● **The request**: Reproduce the listing below in its entirety. Change nothing.

● **Dataset records**:
--*--
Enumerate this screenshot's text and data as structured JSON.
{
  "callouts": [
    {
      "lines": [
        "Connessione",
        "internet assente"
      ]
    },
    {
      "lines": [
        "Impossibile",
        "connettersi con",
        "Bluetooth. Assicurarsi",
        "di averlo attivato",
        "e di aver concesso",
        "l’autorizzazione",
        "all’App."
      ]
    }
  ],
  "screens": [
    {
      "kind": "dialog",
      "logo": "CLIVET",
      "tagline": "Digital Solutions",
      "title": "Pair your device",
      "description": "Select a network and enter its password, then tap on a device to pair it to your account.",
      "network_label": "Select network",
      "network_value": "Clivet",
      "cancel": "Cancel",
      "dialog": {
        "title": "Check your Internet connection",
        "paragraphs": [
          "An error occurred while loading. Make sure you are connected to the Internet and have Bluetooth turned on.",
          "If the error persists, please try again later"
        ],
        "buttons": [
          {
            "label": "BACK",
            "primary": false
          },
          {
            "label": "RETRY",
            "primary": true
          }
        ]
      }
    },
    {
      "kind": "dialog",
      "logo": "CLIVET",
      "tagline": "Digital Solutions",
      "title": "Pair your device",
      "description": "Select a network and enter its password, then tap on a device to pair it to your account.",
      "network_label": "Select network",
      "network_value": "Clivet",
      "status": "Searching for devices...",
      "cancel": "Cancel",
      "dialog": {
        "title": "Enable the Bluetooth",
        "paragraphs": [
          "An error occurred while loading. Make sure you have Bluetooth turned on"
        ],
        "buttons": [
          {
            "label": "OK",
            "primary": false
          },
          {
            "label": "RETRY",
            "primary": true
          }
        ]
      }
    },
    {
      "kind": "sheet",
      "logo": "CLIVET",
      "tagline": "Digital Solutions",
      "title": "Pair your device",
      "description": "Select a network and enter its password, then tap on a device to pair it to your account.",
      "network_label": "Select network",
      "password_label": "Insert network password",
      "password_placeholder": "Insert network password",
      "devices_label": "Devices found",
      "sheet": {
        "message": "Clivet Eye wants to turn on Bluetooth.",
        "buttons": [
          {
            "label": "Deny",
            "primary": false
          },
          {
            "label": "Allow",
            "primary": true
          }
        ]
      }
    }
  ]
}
--*--
● **Written response**:
Enumerate this screenshot's text and data as structured JSON.
{
  "callouts": [
    {
      "lines": [
        "Connessione",
        "internet assente"
      ]
    },
    {
      "lines": [
        "Impossibile",
        "connettersi con",
        "Bluetooth. Assicurarsi",
        "di averlo attivato",
        "e di aver concesso",
        "l’autorizzazione",
        "all’App."
      ]
    }
  ],
  "screens": [
    {
      "kind": "dialog",
      "logo": "CLIVET",
      "tagline": "Digital Solutions",
      "title": "Pair your device",
      "description": "Select a network and enter its password, then tap on a device to pair it to your account.",
      "network_label": "Select network",
      "network_value": "Clivet",
      "cancel": "Cancel",
      "dialog": {
        "title": "Check your Internet connection",
        "paragraphs": [
          "An error occurred while loading. Make sure you are connected to the Internet and have Bluetooth turned on.",
          "If the error persists, please try again later"
        ],
        "buttons": [
          {
            "label": "BACK",
            "primary": false
          },
          {
            "label": "RETRY",
            "primary": true
          }
        ]
      }
    },
    {
      "kind": "dialog",
      "logo": "CLIVET",
      "tagline": "Digital Solutions",
      "title": "Pair your device",
      "description": "Select a network and enter its password, then tap on a device to pair it to your account.",
      "network_label": "Select network",
      "network_value": "Clivet",
      "status": "Searching for devices...",
      "cancel": "Cancel",
      "dialog": {
        "title": "Enable the Bluetooth",
        "paragraphs": [
          "An error occurred while loading. Make sure you have Bluetooth turned on"
        ],
        "buttons": [
          {
            "label": "OK",
            "primary": false
          },
          {
            "label": "RETRY",
            "primary": true
          }
        ]
      }
    },
    {
      "kind": "sheet",
      "logo": "CLIVET",
      "tagline": "Digital Solutions",
      "title": "Pair your device",
      "description": "Select a network and enter its password, then tap on a device to pair it to your account.",
      "network_label": "Select network",
      "password_label": "Insert network password",
      "password_placeholder": "Insert network password",
      "devices_label": "Devices found",
      "sheet": {
        "message": "Clivet Eye wants to turn on Bluetooth.",
        "buttons": [
          {
            "label": "Deny",
            "primary": false
          },
          {
            "label": "Allow",
            "primary": true
          }
        ]
      }
    }
  ]
}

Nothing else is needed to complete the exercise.